**SHORT EXERCISE**
From the listing below, extract each line containing the string "同原文件".

Records from a data collection
* * *
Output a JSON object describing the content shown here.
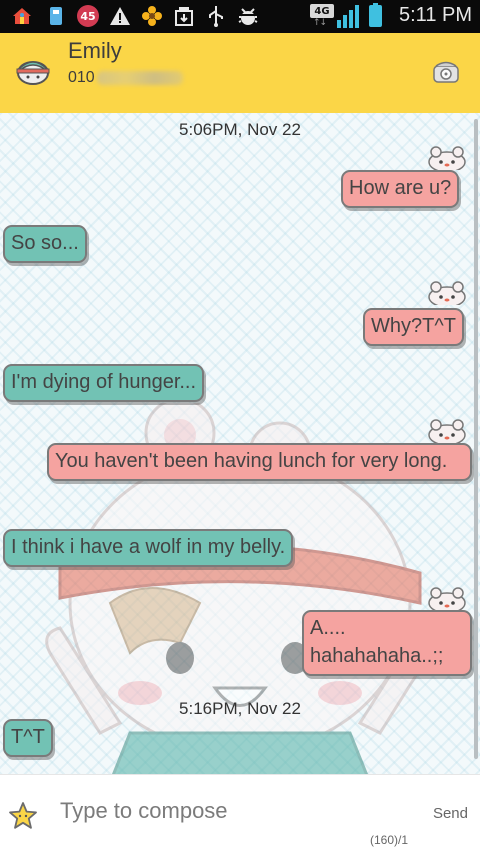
{
  "status_bar": {
    "notification_count": "45",
    "network": "4G",
    "time": "5:11 PM",
    "icons": [
      "home-icon",
      "usb-storage-icon",
      "notification-count-icon",
      "warning-icon",
      "flower-icon",
      "download-icon",
      "usb-icon",
      "android-debug-icon",
      "signal-icon",
      "battery-charging-icon"
    ]
  },
  "header": {
    "contact_name": "Emily",
    "contact_number": "010",
    "background_color": "#fbd647"
  },
  "conversation": {
    "timestamps": [
      "5:06PM, Nov 22",
      "5:16PM, Nov 22"
    ],
    "messages": [
      {
        "direction": "out",
        "text": "How are u?"
      },
      {
        "direction": "in",
        "text": "So so..."
      },
      {
        "direction": "out",
        "text": "Why?T^T"
      },
      {
        "direction": "in",
        "text": "I'm dying of hunger..."
      },
      {
        "direction": "out",
        "text": "You haven't been having lunch for very long."
      },
      {
        "direction": "in",
        "text": "I think i have a wolf in my belly."
      },
      {
        "direction": "out",
        "text": "A....\nhahahahaha..;;"
      },
      {
        "direction": "in",
        "text": "T^T"
      }
    ],
    "colors": {
      "outgoing": "#f5a3a0",
      "incoming": "#72c2b4"
    }
  },
  "compose": {
    "placeholder": "Type to compose",
    "send_label": "Send",
    "counter": "(160)/1"
  }
}
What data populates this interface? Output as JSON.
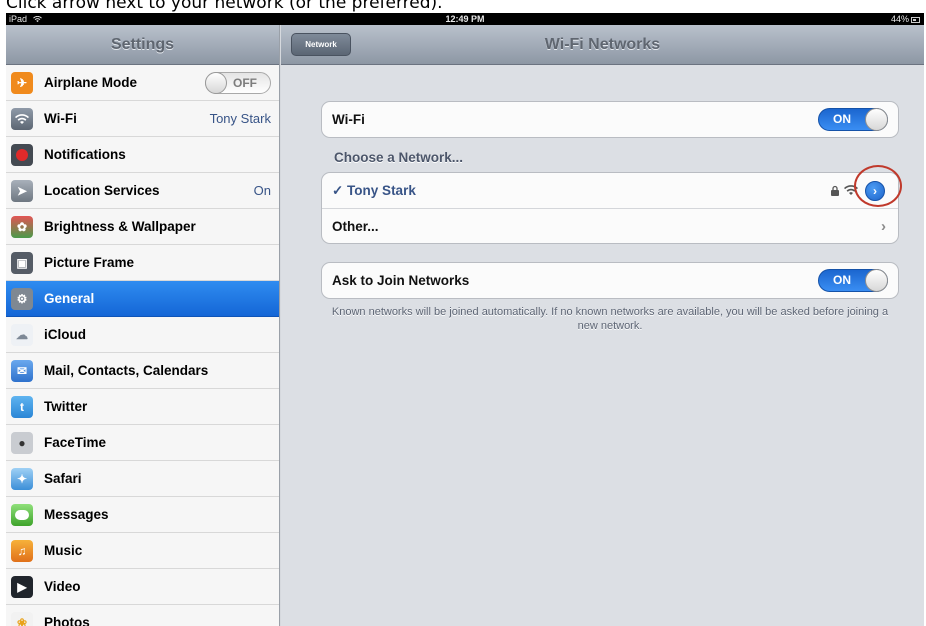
{
  "caption": "Click arrow next to your network (or the preferred).",
  "status_bar": {
    "device": "iPad",
    "time": "12:49 PM",
    "battery": "44%"
  },
  "sidebar": {
    "title": "Settings",
    "items": [
      {
        "label": "Airplane Mode",
        "icon": "airplane-icon",
        "toggle": "OFF"
      },
      {
        "label": "Wi-Fi",
        "icon": "wifi-icon",
        "value": "Tony Stark"
      },
      {
        "label": "Notifications",
        "icon": "notifications-icon"
      },
      {
        "label": "Location Services",
        "icon": "location-icon",
        "value": "On"
      },
      {
        "label": "Brightness & Wallpaper",
        "icon": "brightness-icon"
      },
      {
        "label": "Picture Frame",
        "icon": "picture-frame-icon"
      },
      {
        "label": "General",
        "icon": "gear-icon",
        "selected": true
      },
      {
        "label": "iCloud",
        "icon": "cloud-icon"
      },
      {
        "label": "Mail, Contacts, Calendars",
        "icon": "mail-icon"
      },
      {
        "label": "Twitter",
        "icon": "twitter-icon"
      },
      {
        "label": "FaceTime",
        "icon": "camera-icon"
      },
      {
        "label": "Safari",
        "icon": "compass-icon"
      },
      {
        "label": "Messages",
        "icon": "message-icon"
      },
      {
        "label": "Music",
        "icon": "music-icon"
      },
      {
        "label": "Video",
        "icon": "video-icon"
      },
      {
        "label": "Photos",
        "icon": "photos-icon"
      }
    ]
  },
  "detail": {
    "back_label": "Network",
    "title": "Wi-Fi Networks",
    "wifi_label": "Wi-Fi",
    "wifi_toggle": "ON",
    "choose_header": "Choose a Network...",
    "network_name": "✓ Tony Stark",
    "other_label": "Other...",
    "ask_label": "Ask to Join Networks",
    "ask_toggle": "ON",
    "footnote": "Known networks will be joined automatically. If no known networks are available, you will be asked before joining a new network."
  },
  "colors": {
    "accent": "#1b66cf",
    "selected_row": "#1466d6",
    "highlight_ring": "#c0392b"
  }
}
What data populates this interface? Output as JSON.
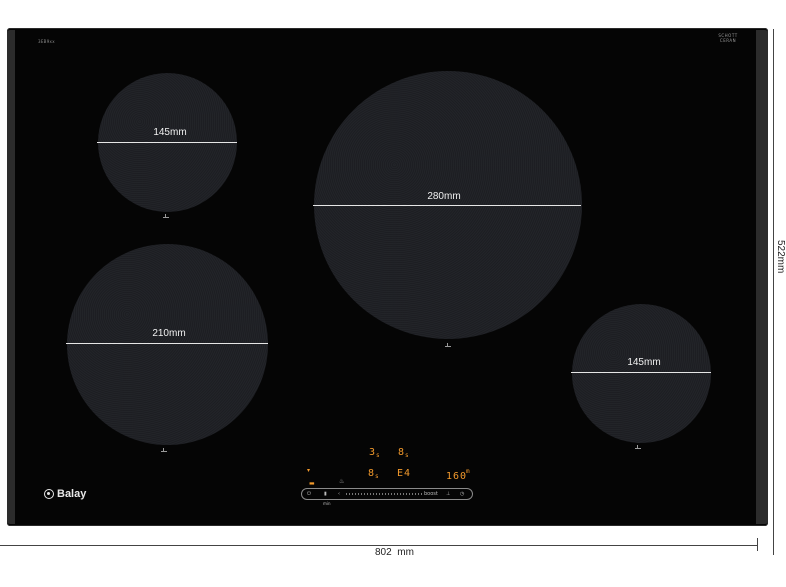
{
  "hob": {
    "brand_small": "3EB9xx",
    "schott_label": "SCHOTT CERAN",
    "brand": "Balay",
    "zones": [
      {
        "id": "top-left",
        "label": "145mm"
      },
      {
        "id": "center",
        "label": "280mm"
      },
      {
        "id": "bottom-left",
        "label": "210mm"
      },
      {
        "id": "right",
        "label": "145mm"
      }
    ],
    "display": {
      "row1_a": "3",
      "row1_a_sub": "s",
      "row1_b": "8",
      "row1_b_sub": "s",
      "row2_a": "8",
      "row2_a_sub": "s",
      "row2_b": "E4",
      "timer": "160",
      "timer_unit": "m"
    },
    "panel": {
      "power_icon": "power-icon",
      "boost_label": "boost",
      "min_label": "min"
    }
  },
  "dimensions": {
    "width_label": "802  mm",
    "height_label": "522mm"
  },
  "colors": {
    "display": "#f39a2c",
    "glass": "#050505"
  }
}
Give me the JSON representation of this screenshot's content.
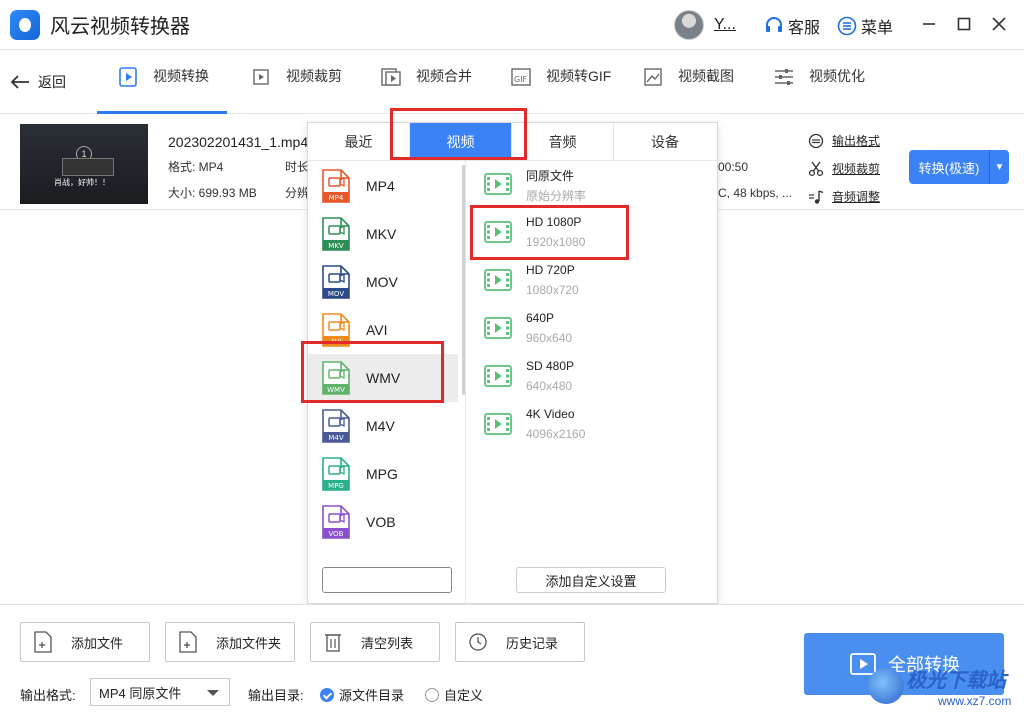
{
  "app": {
    "title": "风云视频转换器",
    "user": "Y..."
  },
  "titlebar": {
    "service": "客服",
    "menu": "菜单"
  },
  "nav": {
    "back": "返回",
    "tabs": [
      "视频转换",
      "视频裁剪",
      "视频合并",
      "视频转GIF",
      "视频截图",
      "视频优化"
    ]
  },
  "file": {
    "name": "202302201431_1.mp4",
    "format": "格式: MP4",
    "size": "大小: 699.93 MB",
    "duration_partial": "时长",
    "resolution_partial": "分辨",
    "time_tail": "00:50",
    "audio_tail": "C, 48 kbps, ...",
    "thumb_caption": "肖战，好帅！！",
    "thumb_number": "1",
    "links": {
      "output_format": "输出格式",
      "video_crop": "视频裁剪",
      "audio_adjust": "音频调整"
    },
    "convert": "转换(极速)"
  },
  "popup": {
    "tabs": [
      "最近",
      "视频",
      "音频",
      "设备"
    ],
    "formats": [
      {
        "name": "MP4",
        "color": "#e8572a"
      },
      {
        "name": "MKV",
        "color": "#2e8f56"
      },
      {
        "name": "MOV",
        "color": "#2c4a8a"
      },
      {
        "name": "AVI",
        "color": "#f08a1c"
      },
      {
        "name": "WMV",
        "color": "#5fb36a"
      },
      {
        "name": "M4V",
        "color": "#4a5a96"
      },
      {
        "name": "MPG",
        "color": "#2ab08a"
      },
      {
        "name": "VOB",
        "color": "#8a4fd0"
      }
    ],
    "resolutions": [
      {
        "name": "同原文件",
        "sub": "原始分辨率"
      },
      {
        "name": "HD 1080P",
        "sub": "1920x1080"
      },
      {
        "name": "HD 720P",
        "sub": "1080x720"
      },
      {
        "name": "640P",
        "sub": "960x640"
      },
      {
        "name": "SD 480P",
        "sub": "640x480"
      },
      {
        "name": "4K Video",
        "sub": "4096x2160"
      }
    ],
    "custom": "添加自定义设置"
  },
  "bottom": {
    "add_file": "添加文件",
    "add_folder": "添加文件夹",
    "clear": "清空列表",
    "history": "历史记录",
    "output_format_label": "输出格式:",
    "output_format_value": "MP4 同原文件",
    "output_dir_label": "输出目录:",
    "source_dir": "源文件目录",
    "custom_dir": "自定义",
    "convert_all": "全部转换"
  },
  "watermark": {
    "text": "极光下载站",
    "url": "www.xz7.com"
  },
  "colors": {
    "accent": "#3b82f6",
    "highlight": "#e12a2a"
  }
}
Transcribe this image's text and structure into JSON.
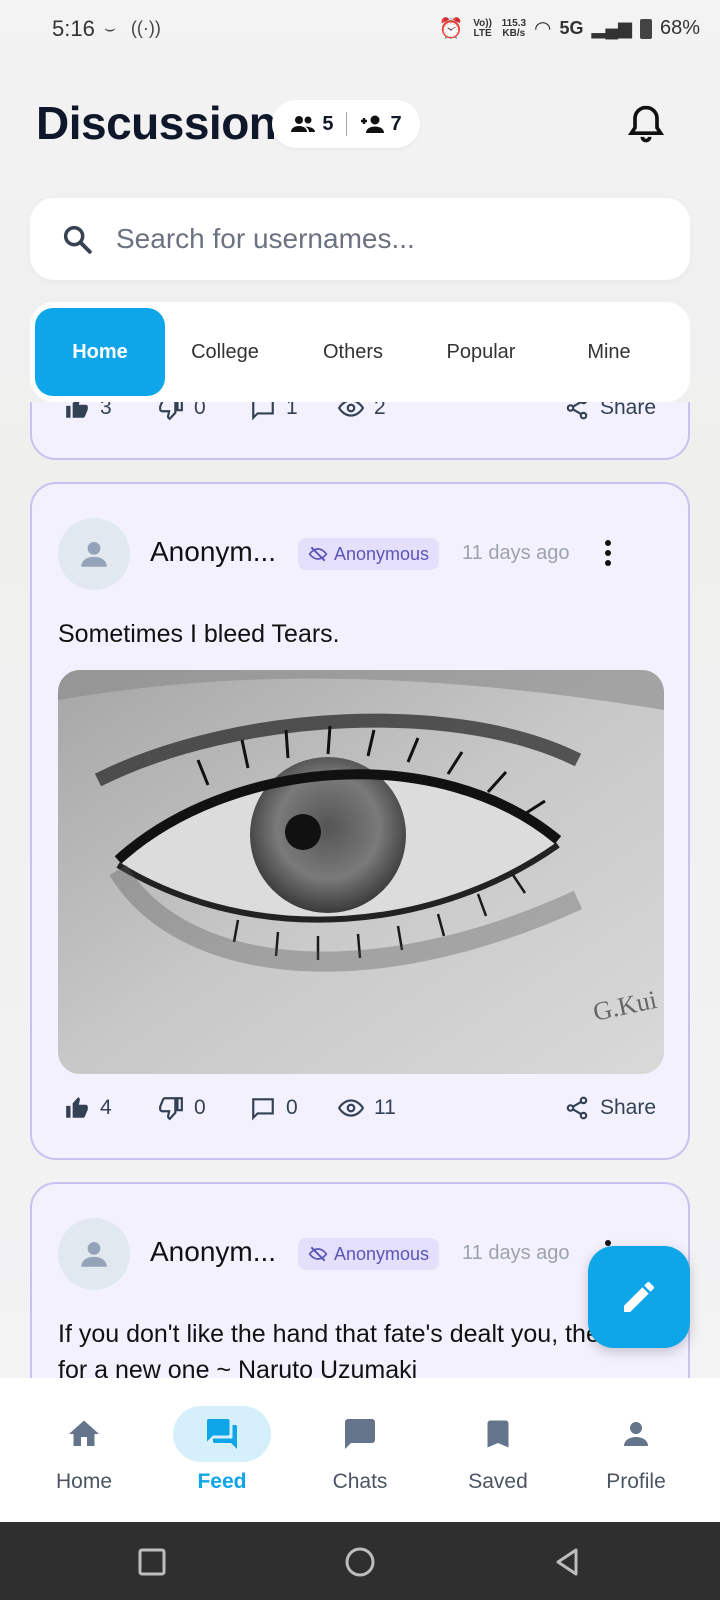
{
  "status_bar": {
    "time": "5:16",
    "network_speed_value": "115.3",
    "network_speed_unit": "KB/s",
    "volte": "Vo)) LTE",
    "network_type": "5G",
    "battery": "68%"
  },
  "header": {
    "title": "Discussion",
    "members_count": "5",
    "friends_count": "7"
  },
  "search": {
    "placeholder": "Search for usernames..."
  },
  "tabs": [
    {
      "label": "Home",
      "active": true
    },
    {
      "label": "College",
      "active": false
    },
    {
      "label": "Others",
      "active": false
    },
    {
      "label": "Popular",
      "active": false
    },
    {
      "label": "Mine",
      "active": false
    }
  ],
  "posts": [
    {
      "likes": "3",
      "dislikes": "0",
      "comments": "1",
      "views": "2",
      "share_label": "Share"
    },
    {
      "username": "Anonym...",
      "badge": "Anonymous",
      "time": "11 days ago",
      "text": "Sometimes I bleed Tears.",
      "likes": "4",
      "dislikes": "0",
      "comments": "0",
      "views": "11",
      "share_label": "Share"
    },
    {
      "username": "Anonym...",
      "badge": "Anonymous",
      "time": "11 days ago",
      "text": "If you don't like the hand that fate's dealt you, then fight for a new one ~ Naruto Uzumaki"
    }
  ],
  "bottom_nav": [
    {
      "label": "Home",
      "icon": "home-icon",
      "active": false
    },
    {
      "label": "Feed",
      "icon": "forum-icon",
      "active": true
    },
    {
      "label": "Chats",
      "icon": "chat-icon",
      "active": false
    },
    {
      "label": "Saved",
      "icon": "bookmark-icon",
      "active": false
    },
    {
      "label": "Profile",
      "icon": "person-icon",
      "active": false
    }
  ],
  "colors": {
    "accent": "#0ea5e9",
    "card_bg": "#f3f1fe",
    "card_border": "#c9c1f0",
    "badge_text": "#5b55b8"
  }
}
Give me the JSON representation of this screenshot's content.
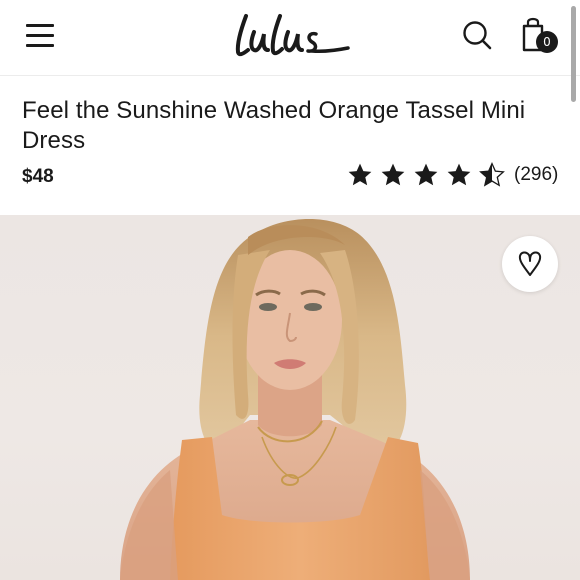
{
  "header": {
    "logo_text": "Lulus",
    "menu_icon": "hamburger-menu-icon",
    "search_icon": "search-icon",
    "bag_icon": "shopping-bag-icon",
    "bag_count": "0"
  },
  "product": {
    "title": "Feel the Sunshine Washed Orange Tassel Mini Dress",
    "price": "$48",
    "rating": {
      "value": 4.5,
      "max": 5,
      "review_count": "(296)"
    },
    "favorite_icon": "heart-icon"
  },
  "colors": {
    "text": "#1a1a1a",
    "dress": "#e9a46c",
    "background": "#ffffff"
  }
}
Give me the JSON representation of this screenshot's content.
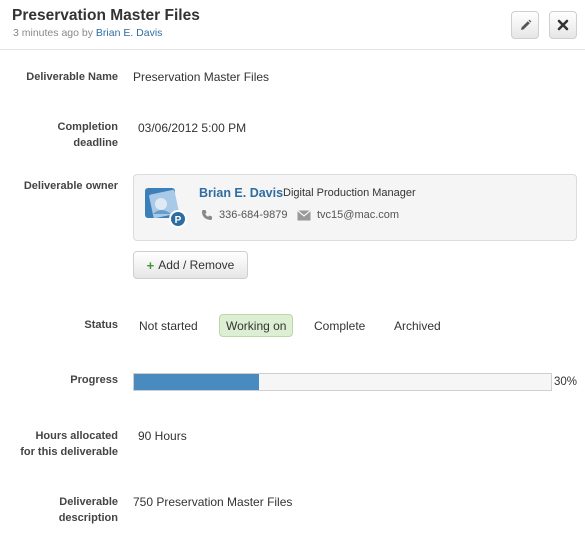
* * *
**WORKED SOLUTION**
        "name": "同原文件",
    "output_format_value": "MP4 同原文件",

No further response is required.